[Start of Task inputs]

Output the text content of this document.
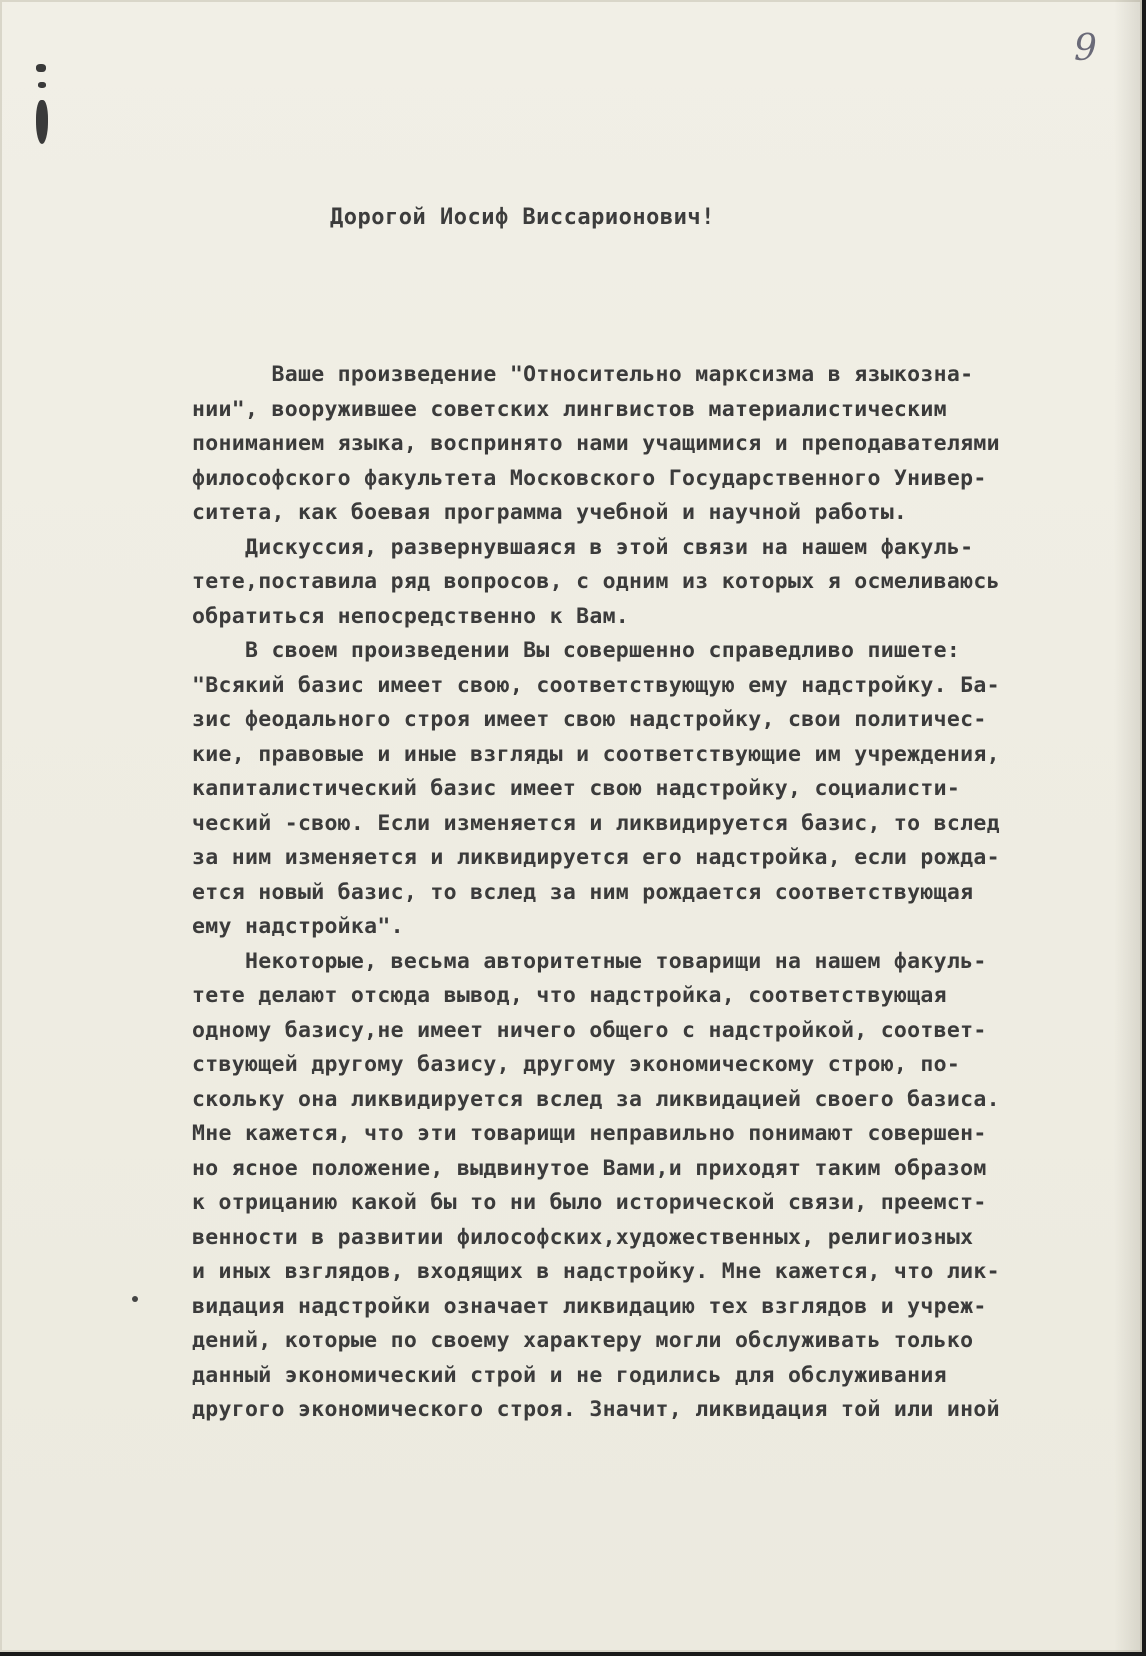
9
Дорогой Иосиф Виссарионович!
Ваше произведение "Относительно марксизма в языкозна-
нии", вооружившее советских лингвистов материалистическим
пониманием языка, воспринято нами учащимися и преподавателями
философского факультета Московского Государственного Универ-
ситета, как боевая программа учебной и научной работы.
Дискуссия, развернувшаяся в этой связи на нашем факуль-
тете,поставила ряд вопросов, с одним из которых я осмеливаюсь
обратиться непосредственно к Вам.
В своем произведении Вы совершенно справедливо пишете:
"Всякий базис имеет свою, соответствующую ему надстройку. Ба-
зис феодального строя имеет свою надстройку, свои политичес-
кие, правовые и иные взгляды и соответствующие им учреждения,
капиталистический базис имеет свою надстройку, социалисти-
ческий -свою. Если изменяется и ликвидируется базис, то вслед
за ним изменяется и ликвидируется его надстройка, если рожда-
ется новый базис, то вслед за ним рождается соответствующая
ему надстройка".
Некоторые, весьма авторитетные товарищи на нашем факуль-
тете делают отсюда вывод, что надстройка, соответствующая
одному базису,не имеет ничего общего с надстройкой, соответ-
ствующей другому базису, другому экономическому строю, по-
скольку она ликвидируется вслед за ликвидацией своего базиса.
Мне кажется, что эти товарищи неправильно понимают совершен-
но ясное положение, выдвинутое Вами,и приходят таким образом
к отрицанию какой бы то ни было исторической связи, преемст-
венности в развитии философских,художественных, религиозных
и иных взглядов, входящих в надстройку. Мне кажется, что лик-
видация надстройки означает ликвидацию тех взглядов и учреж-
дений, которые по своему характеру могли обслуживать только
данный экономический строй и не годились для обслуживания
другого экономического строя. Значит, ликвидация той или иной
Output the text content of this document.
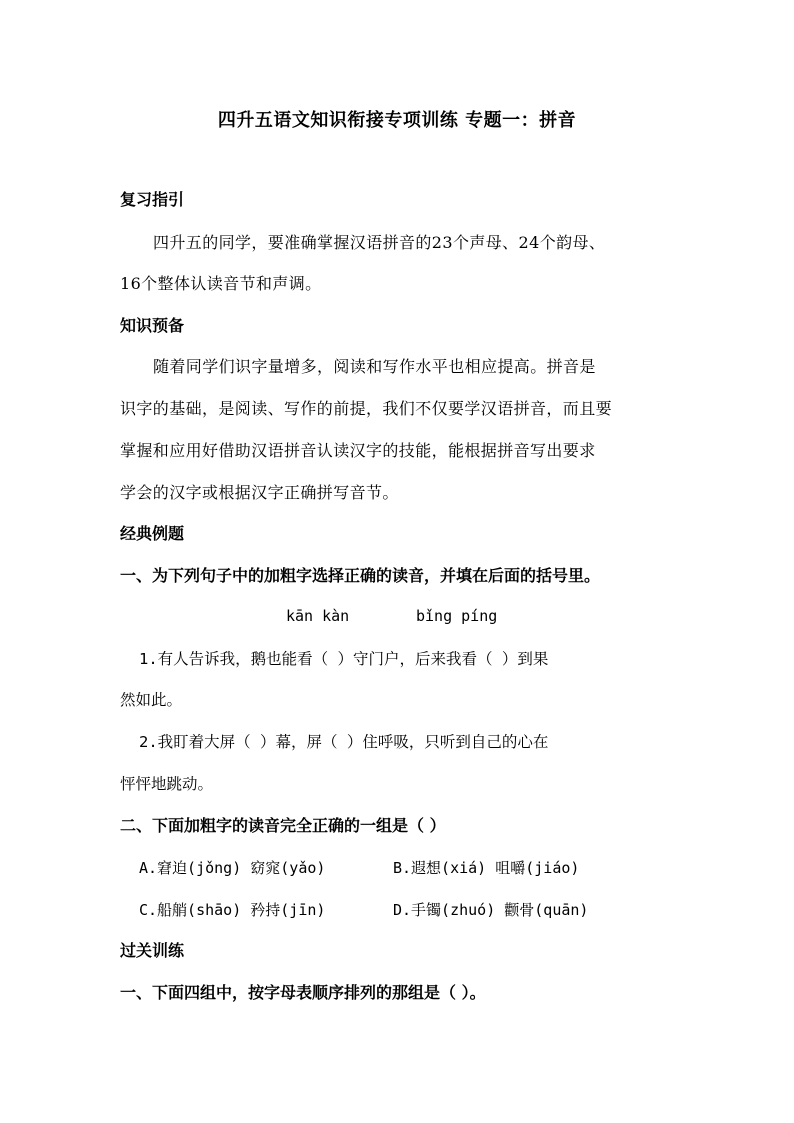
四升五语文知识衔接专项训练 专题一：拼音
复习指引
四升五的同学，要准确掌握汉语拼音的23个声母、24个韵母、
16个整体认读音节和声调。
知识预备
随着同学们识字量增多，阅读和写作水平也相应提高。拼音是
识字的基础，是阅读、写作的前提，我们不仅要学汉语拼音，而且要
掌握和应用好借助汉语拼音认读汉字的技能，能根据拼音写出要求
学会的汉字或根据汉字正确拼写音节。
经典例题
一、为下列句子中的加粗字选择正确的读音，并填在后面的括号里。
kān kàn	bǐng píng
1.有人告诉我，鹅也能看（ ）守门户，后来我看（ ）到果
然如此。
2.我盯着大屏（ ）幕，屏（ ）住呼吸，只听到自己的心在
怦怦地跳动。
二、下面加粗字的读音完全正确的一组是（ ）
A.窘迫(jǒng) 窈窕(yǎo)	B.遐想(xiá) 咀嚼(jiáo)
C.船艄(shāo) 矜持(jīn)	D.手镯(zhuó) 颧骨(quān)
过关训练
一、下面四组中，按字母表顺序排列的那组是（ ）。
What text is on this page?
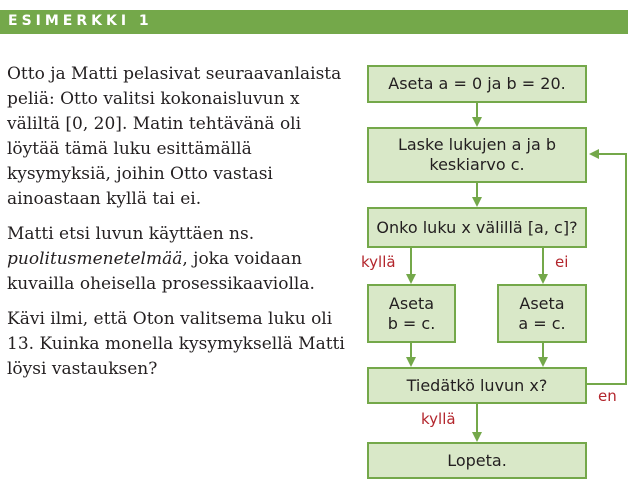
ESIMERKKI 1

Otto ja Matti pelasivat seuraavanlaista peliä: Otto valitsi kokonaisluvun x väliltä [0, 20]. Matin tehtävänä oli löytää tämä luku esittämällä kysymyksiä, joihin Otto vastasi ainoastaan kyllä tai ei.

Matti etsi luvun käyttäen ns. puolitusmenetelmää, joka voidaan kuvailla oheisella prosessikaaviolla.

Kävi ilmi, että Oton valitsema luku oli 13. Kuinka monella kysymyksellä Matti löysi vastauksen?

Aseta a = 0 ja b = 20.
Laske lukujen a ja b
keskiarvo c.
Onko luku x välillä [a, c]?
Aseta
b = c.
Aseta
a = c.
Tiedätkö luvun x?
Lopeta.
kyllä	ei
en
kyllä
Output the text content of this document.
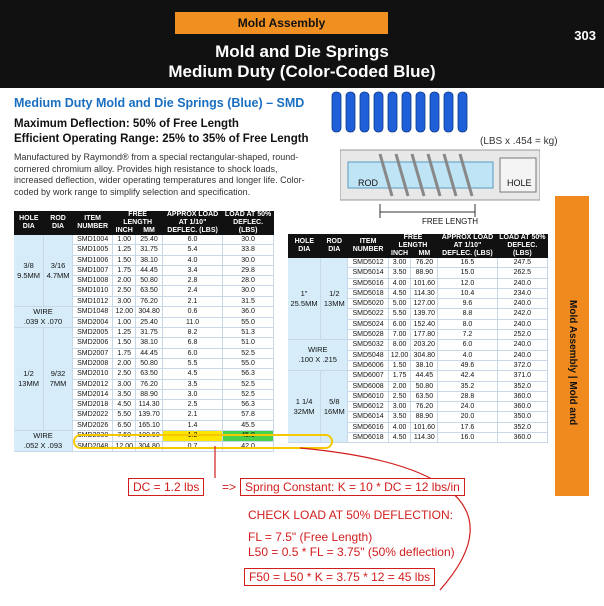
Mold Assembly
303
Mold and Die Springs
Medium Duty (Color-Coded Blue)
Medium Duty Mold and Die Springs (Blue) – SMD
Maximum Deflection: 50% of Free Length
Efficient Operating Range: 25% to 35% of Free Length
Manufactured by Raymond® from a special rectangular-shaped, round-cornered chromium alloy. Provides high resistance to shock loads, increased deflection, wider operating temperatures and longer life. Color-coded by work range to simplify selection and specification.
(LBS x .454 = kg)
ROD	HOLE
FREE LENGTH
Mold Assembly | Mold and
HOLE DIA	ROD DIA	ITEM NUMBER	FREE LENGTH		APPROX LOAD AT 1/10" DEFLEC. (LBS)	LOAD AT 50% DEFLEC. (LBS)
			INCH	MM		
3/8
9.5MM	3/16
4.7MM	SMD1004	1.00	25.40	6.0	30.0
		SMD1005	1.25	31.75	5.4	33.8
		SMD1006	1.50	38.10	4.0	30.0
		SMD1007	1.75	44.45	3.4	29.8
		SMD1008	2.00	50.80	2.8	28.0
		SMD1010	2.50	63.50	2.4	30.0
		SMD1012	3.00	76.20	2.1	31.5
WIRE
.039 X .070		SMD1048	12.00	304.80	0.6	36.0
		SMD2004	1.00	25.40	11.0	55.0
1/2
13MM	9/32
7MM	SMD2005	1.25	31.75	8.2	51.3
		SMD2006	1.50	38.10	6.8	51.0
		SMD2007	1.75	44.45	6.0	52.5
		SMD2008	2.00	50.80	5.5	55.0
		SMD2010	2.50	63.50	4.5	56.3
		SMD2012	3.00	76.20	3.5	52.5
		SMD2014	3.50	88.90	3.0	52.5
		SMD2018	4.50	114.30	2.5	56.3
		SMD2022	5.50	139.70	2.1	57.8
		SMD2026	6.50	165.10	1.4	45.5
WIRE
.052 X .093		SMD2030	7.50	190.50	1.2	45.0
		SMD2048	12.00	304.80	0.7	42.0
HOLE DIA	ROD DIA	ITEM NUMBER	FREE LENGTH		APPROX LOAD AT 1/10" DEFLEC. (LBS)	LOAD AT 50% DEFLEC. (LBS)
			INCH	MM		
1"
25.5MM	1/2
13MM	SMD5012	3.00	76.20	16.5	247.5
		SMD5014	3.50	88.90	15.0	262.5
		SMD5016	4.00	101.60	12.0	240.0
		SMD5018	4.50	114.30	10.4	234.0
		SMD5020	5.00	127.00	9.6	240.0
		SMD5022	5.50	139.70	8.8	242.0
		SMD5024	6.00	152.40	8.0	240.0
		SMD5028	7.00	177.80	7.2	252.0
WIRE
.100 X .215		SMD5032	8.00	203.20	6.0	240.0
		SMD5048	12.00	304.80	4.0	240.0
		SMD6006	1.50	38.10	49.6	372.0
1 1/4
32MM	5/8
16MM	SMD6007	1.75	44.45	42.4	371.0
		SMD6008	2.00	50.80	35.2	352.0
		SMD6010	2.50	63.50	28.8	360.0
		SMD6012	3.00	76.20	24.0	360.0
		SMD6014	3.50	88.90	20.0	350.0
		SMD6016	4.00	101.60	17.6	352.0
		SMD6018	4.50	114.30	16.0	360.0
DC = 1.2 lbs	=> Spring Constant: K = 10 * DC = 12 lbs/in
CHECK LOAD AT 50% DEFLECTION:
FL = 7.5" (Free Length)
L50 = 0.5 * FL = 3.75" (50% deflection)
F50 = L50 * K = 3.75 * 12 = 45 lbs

[End of Task inputs]

Reproduce all of the material above word for word. Omit the pictures.

- **Result for this exercise**:
Output the text content of this document.
9
Дорогой Иосиф Виссарионович!
Ваше произведение "Относительно марксизма в языкозна-
нии", вооружившее советских лингвистов материалистическим
пониманием языка, воспринято нами учащимися и преподавателями
философского факультета Московского Государственного Универ-
ситета, как боевая программа учебной и научной работы.
Дискуссия, развернувшаяся в этой связи на нашем факуль-
тете,поставила ряд вопросов, с одним из которых я осмеливаюсь
обратиться непосредственно к Вам.
В своем произведении Вы совершенно справедливо пишете:
"Всякий базис имеет свою, соответствующую ему надстройку. Ба-
зис феодального строя имеет свою надстройку, свои политичес-
кие, правовые и иные взгляды и соответствующие им учреждения,
капиталистический базис имеет свою надстройку, социалисти-
ческий -свою. Если изменяется и ликвидируется базис, то вслед
за ним изменяется и ликвидируется его надстройка, если рожда-
ется новый базис, то вслед за ним рождается соответствующая
ему надстройка".
Некоторые, весьма авторитетные товарищи на нашем факуль-
тете делают отсюда вывод, что надстройка, соответствующая
одному базису,не имеет ничего общего с надстройкой, соответ-
ствующей другому базису, другому экономическому строю, по-
скольку она ликвидируется вслед за ликвидацией своего базиса.
Мне кажется, что эти товарищи неправильно понимают совершен-
но ясное положение, выдвинутое Вами,и приходят таким образом
к отрицанию какой бы то ни было исторической связи, преемст-
венности в развитии философских,художественных, религиозных
и иных взглядов, входящих в надстройку. Мне кажется, что лик-
видация надстройки означает ликвидацию тех взглядов и учреж-
дений, которые по своему характеру могли обслуживать только
данный экономический строй и не годились для обслуживания
другого экономического строя. Значит, ликвидация той или иной
Output the text content of this document.
四升五语文知识衔接专项训练 专题一：拼音
复习指引
四升五的同学，要准确掌握汉语拼音的23个声母、24个韵母、
16个整体认读音节和声调。
知识预备
随着同学们识字量增多，阅读和写作水平也相应提高。拼音是
识字的基础，是阅读、写作的前提，我们不仅要学汉语拼音，而且要
掌握和应用好借助汉语拼音认读汉字的技能，能根据拼音写出要求
学会的汉字或根据汉字正确拼写音节。
经典例题
一、为下列句子中的加粗字选择正确的读音，并填在后面的括号里。
kān kàn	bǐng píng
1.有人告诉我，鹅也能看（ ）守门户，后来我看（ ）到果
然如此。
2.我盯着大屏（ ）幕，屏（ ）住呼吸，只听到自己的心在
怦怦地跳动。
二、下面加粗字的读音完全正确的一组是（ ）
A.窘迫(jǒng) 窈窕(yǎo)	B.遐想(xiá) 咀嚼(jiáo)
C.船艄(shāo) 矜持(jīn)	D.手镯(zhuó) 颧骨(quān)
过关训练
一、下面四组中，按字母表顺序排列的那组是（ ）。
What text is on this page?
ESIMERKKI 1

Otto ja Matti pelasivat seuraavanlaista peliä: Otto valitsi kokonaisluvun x väliltä [0, 20]. Matin tehtävänä oli löytää tämä luku esittämällä kysymyksiä, joihin Otto vastasi ainoastaan kyllä tai ei.

Matti etsi luvun käyttäen ns. puolitusmenetelmää, joka voidaan kuvailla oheisella prosessikaaviolla.

Kävi ilmi, että Oton valitsema luku oli 13. Kuinka monella kysymyksellä Matti löysi vastauksen?

Aseta a = 0 ja b = 20.
Laske lukujen a ja b
keskiarvo c.
Onko luku x välillä [a, c]?
Aseta
b = c.
Aseta
a = c.
Tiedätkö luvun x?
Lopeta.
kyllä	ei
en
kyllä
Output the text content of this document.
Mold Assembly
303
Mold and Die Springs
Medium Duty (Color-Coded Blue)
Medium Duty Mold and Die Springs (Blue) – SMD
Maximum Deflection: 50% of Free Length
Efficient Operating Range: 25% to 35% of Free Length
Manufactured by Raymond® from a special rectangular-shaped, round-cornered chromium alloy. Provides high resistance to shock loads, increased deflection, wider operating temperatures and longer life. Color-coded by work range to simplify selection and specification.
(LBS x .454 = kg)
ROD	HOLE
FREE LENGTH
Mold Assembly | Mold and
HOLE DIA	ROD DIA	ITEM NUMBER	FREE LENGTH		APPROX LOAD AT 1/10" DEFLEC. (LBS)	LOAD AT 50% DEFLEC. (LBS)
			INCH	MM		
3/8
9.5MM	3/16
4.7MM	SMD1004	1.00	25.40	6.0	30.0
		SMD1005	1.25	31.75	5.4	33.8
		SMD1006	1.50	38.10	4.0	30.0
		SMD1007	1.75	44.45	3.4	29.8
		SMD1008	2.00	50.80	2.8	28.0
		SMD1010	2.50	63.50	2.4	30.0
		SMD1012	3.00	76.20	2.1	31.5
WIRE
.039 X .070		SMD1048	12.00	304.80	0.6	36.0
		SMD2004	1.00	25.40	11.0	55.0
1/2
13MM	9/32
7MM	SMD2005	1.25	31.75	8.2	51.3
		SMD2006	1.50	38.10	6.8	51.0
		SMD2007	1.75	44.45	6.0	52.5
		SMD2008	2.00	50.80	5.5	55.0
		SMD2010	2.50	63.50	4.5	56.3
		SMD2012	3.00	76.20	3.5	52.5
		SMD2014	3.50	88.90	3.0	52.5
		SMD2018	4.50	114.30	2.5	56.3
		SMD2022	5.50	139.70	2.1	57.8
		SMD2026	6.50	165.10	1.4	45.5
WIRE
.052 X .093		SMD2030	7.50	190.50	1.2	45.0
		SMD2048	12.00	304.80	0.7	42.0
HOLE DIA	ROD DIA	ITEM NUMBER	FREE LENGTH		APPROX LOAD AT 1/10" DEFLEC. (LBS)	LOAD AT 50% DEFLEC. (LBS)
			INCH	MM		
1"
25.5MM	1/2
13MM	SMD5012	3.00	76.20	16.5	247.5
		SMD5014	3.50	88.90	15.0	262.5
		SMD5016	4.00	101.60	12.0	240.0
		SMD5018	4.50	114.30	10.4	234.0
		SMD5020	5.00	127.00	9.6	240.0
		SMD5022	5.50	139.70	8.8	242.0
		SMD5024	6.00	152.40	8.0	240.0
		SMD5028	7.00	177.80	7.2	252.0
WIRE
.100 X .215		SMD5032	8.00	203.20	6.0	240.0
		SMD5048	12.00	304.80	4.0	240.0
		SMD6006	1.50	38.10	49.6	372.0
1 1/4
32MM	5/8
16MM	SMD6007	1.75	44.45	42.4	371.0
		SMD6008	2.00	50.80	35.2	352.0
		SMD6010	2.50	63.50	28.8	360.0
		SMD6012	3.00	76.20	24.0	360.0
		SMD6014	3.50	88.90	20.0	350.0
		SMD6016	4.00	101.60	17.6	352.0
		SMD6018	4.50	114.30	16.0	360.0
DC = 1.2 lbs	=> Spring Constant: K = 10 * DC = 12 lbs/in
CHECK LOAD AT 50% DEFLECTION:
FL = 7.5" (Free Length)
L50 = 0.5 * FL = 3.75" (50% deflection)
F50 = L50 * K = 3.75 * 12 = 45 lbs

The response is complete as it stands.